**Stated problem**.
State how many lines contain "xlabel", and write nothing except that count.

**Supplied entries**.
____

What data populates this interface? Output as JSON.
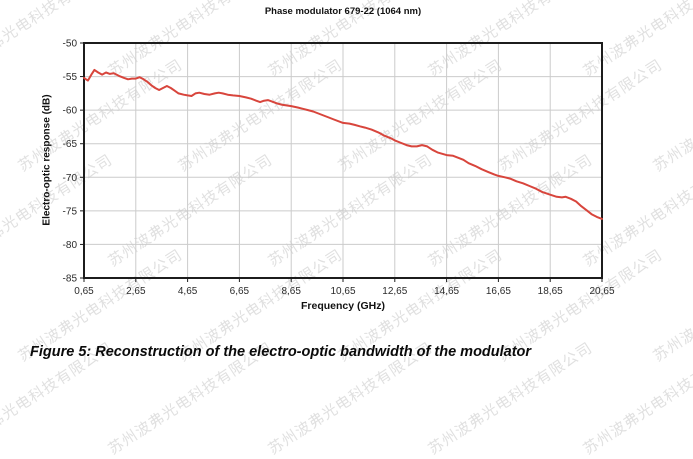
{
  "watermark": {
    "text": "苏州波弗光电科技有限公司"
  },
  "figure": {
    "caption": "Figure 5: Reconstruction of the electro-optic bandwidth of the modulator"
  },
  "chart_data": {
    "type": "line",
    "title": "Phase modulator 679-22 (1064 nm)",
    "xlabel": "Frequency (GHz)",
    "ylabel": "Electro-optic response (dB)",
    "xlim": [
      0.65,
      20.65
    ],
    "ylim": [
      -85,
      -50
    ],
    "grid": true,
    "legend": "none",
    "line_color": "#d8453c",
    "axis_color": "#1c1c1c",
    "grid_color": "#cbcbcb",
    "x_ticks": {
      "values": [
        0.65,
        2.65,
        4.65,
        6.65,
        8.65,
        10.65,
        12.65,
        14.65,
        16.65,
        18.65,
        20.65
      ],
      "labels": [
        "0,65",
        "2,65",
        "4,65",
        "6,65",
        "8,65",
        "10,65",
        "12,65",
        "14,65",
        "16,65",
        "18,65",
        "20,65"
      ]
    },
    "y_ticks": {
      "values": [
        -50,
        -55,
        -60,
        -65,
        -70,
        -75,
        -80,
        -85
      ],
      "labels": [
        "-50",
        "-55",
        "-60",
        "-65",
        "-70",
        "-75",
        "-80",
        "-85"
      ]
    },
    "series": [
      {
        "name": "Electro-optic response",
        "x": [
          0.65,
          0.8,
          0.95,
          1.05,
          1.2,
          1.35,
          1.5,
          1.65,
          1.8,
          2.0,
          2.2,
          2.35,
          2.5,
          2.65,
          2.8,
          2.95,
          3.1,
          3.25,
          3.4,
          3.55,
          3.7,
          3.85,
          4.0,
          4.15,
          4.3,
          4.5,
          4.65,
          4.8,
          4.95,
          5.1,
          5.3,
          5.5,
          5.7,
          5.85,
          6.0,
          6.2,
          6.4,
          6.65,
          6.9,
          7.1,
          7.3,
          7.45,
          7.6,
          7.75,
          7.9,
          8.1,
          8.3,
          8.65,
          8.9,
          9.1,
          9.3,
          9.5,
          9.7,
          9.9,
          10.1,
          10.3,
          10.65,
          10.9,
          11.1,
          11.3,
          11.5,
          11.75,
          12.0,
          12.25,
          12.5,
          12.65,
          12.9,
          13.1,
          13.3,
          13.5,
          13.7,
          13.9,
          14.1,
          14.3,
          14.65,
          14.9,
          15.1,
          15.3,
          15.5,
          15.75,
          16.0,
          16.25,
          16.5,
          16.65,
          16.9,
          17.1,
          17.35,
          17.6,
          17.85,
          18.1,
          18.35,
          18.65,
          18.9,
          19.1,
          19.25,
          19.45,
          19.65,
          19.85,
          20.05,
          20.25,
          20.45,
          20.65
        ],
        "y": [
          -55.2,
          -55.6,
          -54.6,
          -54.0,
          -54.4,
          -54.7,
          -54.4,
          -54.6,
          -54.5,
          -54.9,
          -55.2,
          -55.4,
          -55.3,
          -55.3,
          -55.1,
          -55.4,
          -55.8,
          -56.3,
          -56.7,
          -57.0,
          -56.7,
          -56.4,
          -56.7,
          -57.1,
          -57.5,
          -57.7,
          -57.8,
          -57.9,
          -57.5,
          -57.4,
          -57.6,
          -57.7,
          -57.5,
          -57.4,
          -57.5,
          -57.7,
          -57.8,
          -57.9,
          -58.1,
          -58.3,
          -58.6,
          -58.8,
          -58.6,
          -58.5,
          -58.7,
          -59.0,
          -59.2,
          -59.4,
          -59.6,
          -59.8,
          -60.0,
          -60.2,
          -60.5,
          -60.8,
          -61.1,
          -61.4,
          -61.9,
          -62.0,
          -62.2,
          -62.4,
          -62.6,
          -62.9,
          -63.3,
          -63.8,
          -64.2,
          -64.5,
          -64.9,
          -65.2,
          -65.4,
          -65.4,
          -65.2,
          -65.4,
          -65.9,
          -66.3,
          -66.7,
          -66.8,
          -67.1,
          -67.4,
          -67.9,
          -68.3,
          -68.8,
          -69.2,
          -69.6,
          -69.8,
          -70.0,
          -70.2,
          -70.6,
          -70.9,
          -71.3,
          -71.7,
          -72.2,
          -72.6,
          -72.9,
          -73.0,
          -72.9,
          -73.2,
          -73.6,
          -74.3,
          -74.9,
          -75.5,
          -75.9,
          -76.2
        ]
      }
    ]
  }
}
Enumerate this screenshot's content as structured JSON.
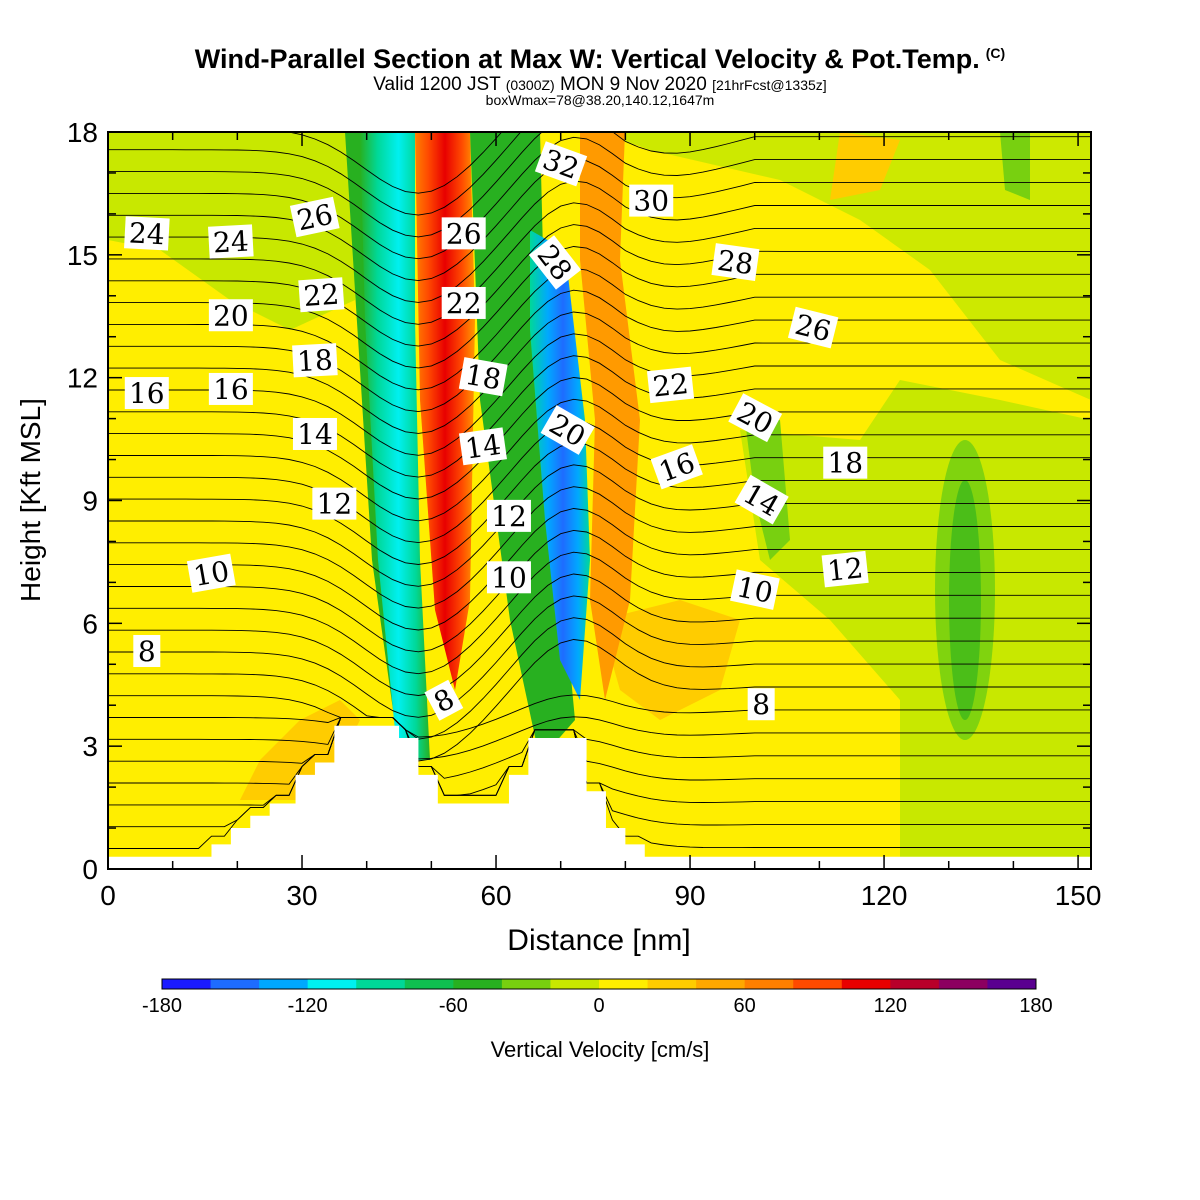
{
  "header": {
    "title": "Wind-Parallel Section at Max W: Vertical Velocity & Pot.Temp.",
    "title_tag": "(C)",
    "valid_prefix": "Valid 1200 JST",
    "valid_utc": "(0300Z)",
    "valid_date": "MON 9 Nov 2020",
    "forecast": "[21hrFcst@1335z]",
    "box_info": "boxWmax=78@38.20,140.12,1647m"
  },
  "chart_data": {
    "type": "heatmap",
    "xlabel": "Distance [nm]",
    "ylabel": "Height [Kft MSL]",
    "xlim": [
      0,
      152
    ],
    "ylim": [
      0,
      18
    ],
    "x_ticks": [
      0,
      30,
      60,
      90,
      120,
      150
    ],
    "x_tick_labels": [
      "0",
      "30",
      "60",
      "90",
      "120",
      "150"
    ],
    "y_ticks": [
      0,
      3,
      6,
      9,
      12,
      15,
      18
    ],
    "y_tick_labels": [
      "0",
      "3",
      "6",
      "9",
      "12",
      "15",
      "18"
    ],
    "colorbar": {
      "label": "Vertical Velocity [cm/s]",
      "range": [
        -180,
        180
      ],
      "step": 20,
      "tick_values": [
        -180,
        -120,
        -60,
        0,
        60,
        120,
        180
      ],
      "tick_labels": [
        "-180",
        "-120",
        "-60",
        "0",
        "60",
        "120",
        "180"
      ],
      "colors": [
        "#1a1aff",
        "#1e6cff",
        "#00a8ff",
        "#00f0f0",
        "#00d898",
        "#10c050",
        "#28b020",
        "#78d010",
        "#c8e800",
        "#ffee00",
        "#ffcc00",
        "#ffa800",
        "#ff7f00",
        "#ff4a00",
        "#e80000",
        "#b8002a",
        "#8c0060",
        "#5a0090"
      ]
    },
    "velocity_bands": [
      {
        "name": "downdraft",
        "x_base": 45,
        "x_top": 39,
        "value": -110
      },
      {
        "name": "updraft",
        "x_base": 52,
        "x_top": 51,
        "value": 120
      },
      {
        "name": "downdraft",
        "x_base": 70,
        "x_top": 66,
        "value": -150
      },
      {
        "name": "updraft",
        "x_base": 78,
        "x_top": 75,
        "value": 70
      }
    ],
    "terrain": [
      [
        0,
        0.3
      ],
      [
        16,
        0.3
      ],
      [
        16,
        0.6
      ],
      [
        19,
        0.6
      ],
      [
        19,
        1.0
      ],
      [
        22,
        1.0
      ],
      [
        22,
        1.3
      ],
      [
        25,
        1.3
      ],
      [
        25,
        1.6
      ],
      [
        29,
        1.6
      ],
      [
        29,
        2.3
      ],
      [
        32,
        2.3
      ],
      [
        32,
        2.6
      ],
      [
        35,
        2.6
      ],
      [
        35,
        3.5
      ],
      [
        45,
        3.5
      ],
      [
        45,
        3.2
      ],
      [
        48,
        3.2
      ],
      [
        48,
        2.3
      ],
      [
        51,
        2.3
      ],
      [
        51,
        1.6
      ],
      [
        62,
        1.6
      ],
      [
        62,
        2.3
      ],
      [
        65,
        2.3
      ],
      [
        65,
        3.2
      ],
      [
        74,
        3.2
      ],
      [
        74,
        1.9
      ],
      [
        77,
        1.9
      ],
      [
        77,
        1.0
      ],
      [
        80,
        1.0
      ],
      [
        80,
        0.6
      ],
      [
        83,
        0.6
      ],
      [
        83,
        0.3
      ],
      [
        152,
        0.3
      ]
    ],
    "theta_contour_labels": [
      {
        "text": "24",
        "x": 6,
        "y": 15.5,
        "angle": 3
      },
      {
        "text": "24",
        "x": 19,
        "y": 15.3,
        "angle": -3
      },
      {
        "text": "26",
        "x": 32,
        "y": 15.9,
        "angle": -12
      },
      {
        "text": "22",
        "x": 33,
        "y": 14.0,
        "angle": -4
      },
      {
        "text": "20",
        "x": 19,
        "y": 13.5,
        "angle": 0
      },
      {
        "text": "18",
        "x": 32,
        "y": 12.4,
        "angle": -3
      },
      {
        "text": "16",
        "x": 6,
        "y": 11.6,
        "angle": 0
      },
      {
        "text": "16",
        "x": 19,
        "y": 11.7,
        "angle": 0
      },
      {
        "text": "14",
        "x": 32,
        "y": 10.6,
        "angle": 0
      },
      {
        "text": "12",
        "x": 35,
        "y": 8.9,
        "angle": 0
      },
      {
        "text": "10",
        "x": 16,
        "y": 7.2,
        "angle": -10
      },
      {
        "text": "8",
        "x": 6,
        "y": 5.3,
        "angle": 0
      },
      {
        "text": "26",
        "x": 55,
        "y": 15.5,
        "angle": 0
      },
      {
        "text": "22",
        "x": 55,
        "y": 13.8,
        "angle": 0
      },
      {
        "text": "18",
        "x": 58,
        "y": 12.0,
        "angle": 10
      },
      {
        "text": "14",
        "x": 58,
        "y": 10.3,
        "angle": -8
      },
      {
        "text": "12",
        "x": 62,
        "y": 8.6,
        "angle": 0
      },
      {
        "text": "10",
        "x": 62,
        "y": 7.1,
        "angle": 0
      },
      {
        "text": "8",
        "x": 52,
        "y": 4.1,
        "angle": -28
      },
      {
        "text": "32",
        "x": 70,
        "y": 17.2,
        "angle": 20
      },
      {
        "text": "28",
        "x": 69,
        "y": 14.8,
        "angle": 52
      },
      {
        "text": "20",
        "x": 71,
        "y": 10.7,
        "angle": 30
      },
      {
        "text": "30",
        "x": 84,
        "y": 16.3,
        "angle": 0
      },
      {
        "text": "28",
        "x": 97,
        "y": 14.8,
        "angle": 8
      },
      {
        "text": "26",
        "x": 109,
        "y": 13.2,
        "angle": 14
      },
      {
        "text": "22",
        "x": 87,
        "y": 11.8,
        "angle": -6
      },
      {
        "text": "20",
        "x": 100,
        "y": 11.0,
        "angle": 28
      },
      {
        "text": "18",
        "x": 114,
        "y": 9.9,
        "angle": 0
      },
      {
        "text": "16",
        "x": 88,
        "y": 9.8,
        "angle": -20
      },
      {
        "text": "14",
        "x": 101,
        "y": 9.0,
        "angle": 30
      },
      {
        "text": "12",
        "x": 114,
        "y": 7.3,
        "angle": -6
      },
      {
        "text": "10",
        "x": 100,
        "y": 6.8,
        "angle": 12
      },
      {
        "text": "8",
        "x": 101,
        "y": 4.0,
        "angle": 0
      }
    ]
  }
}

____

**Solution to this problem**.
2